Task:
Lines that hold the word "prompt" should be located and copied.

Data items

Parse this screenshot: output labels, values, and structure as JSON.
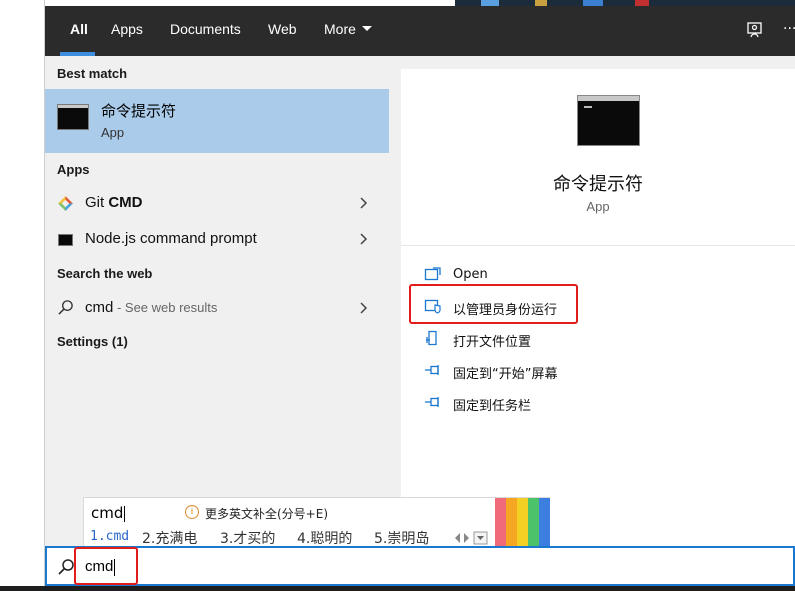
{
  "tabs": [
    {
      "label": "All",
      "active": true
    },
    {
      "label": "Apps"
    },
    {
      "label": "Documents"
    },
    {
      "label": "Web"
    },
    {
      "label": "More"
    }
  ],
  "header_icons": [
    "feedback-icon",
    "more-options-icon"
  ],
  "left": {
    "best_match_heading": "Best match",
    "best_match": {
      "title": "命令提示符",
      "subtitle": "App",
      "icon": "command-prompt-icon"
    },
    "apps_heading": "Apps",
    "apps": [
      {
        "label_prefix": "Git ",
        "label_bold": "CMD",
        "icon": "git-icon"
      },
      {
        "label": "Node.js command prompt",
        "icon": "terminal-icon"
      }
    ],
    "web_heading": "Search the web",
    "web_result": {
      "query": "cmd",
      "suffix": " - See web results"
    },
    "settings_label": "Settings (1)"
  },
  "details": {
    "title": "命令提示符",
    "subtitle": "App",
    "actions": [
      {
        "label": "Open",
        "icon": "open-icon"
      },
      {
        "label": "以管理员身份运行",
        "icon": "run-as-admin-icon"
      },
      {
        "label": "打开文件位置",
        "icon": "file-location-icon"
      },
      {
        "label": "固定到“开始”屏幕",
        "icon": "pin-start-icon"
      },
      {
        "label": "固定到任务栏",
        "icon": "pin-taskbar-icon"
      }
    ]
  },
  "ime": {
    "input": "cmd",
    "hint": "更多英文补全(分号+E)",
    "candidates": [
      "1.cmd",
      "2.充满电",
      "3.才买的",
      "4.聪明的",
      "5.崇明岛"
    ],
    "skin_colors": [
      "#f06a7a",
      "#f5a623",
      "#f2d024",
      "#4cc26a",
      "#3d7fe0"
    ]
  },
  "search": {
    "value": "cmd"
  },
  "colors": {
    "accent": "#1b78d0",
    "highlight": "#aacbea",
    "header": "#2b2b2b",
    "annotation": "#e31b1b"
  }
}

Solution below:
      "icon": "command-prompt-icon"
        "label": "Node.js command prompt",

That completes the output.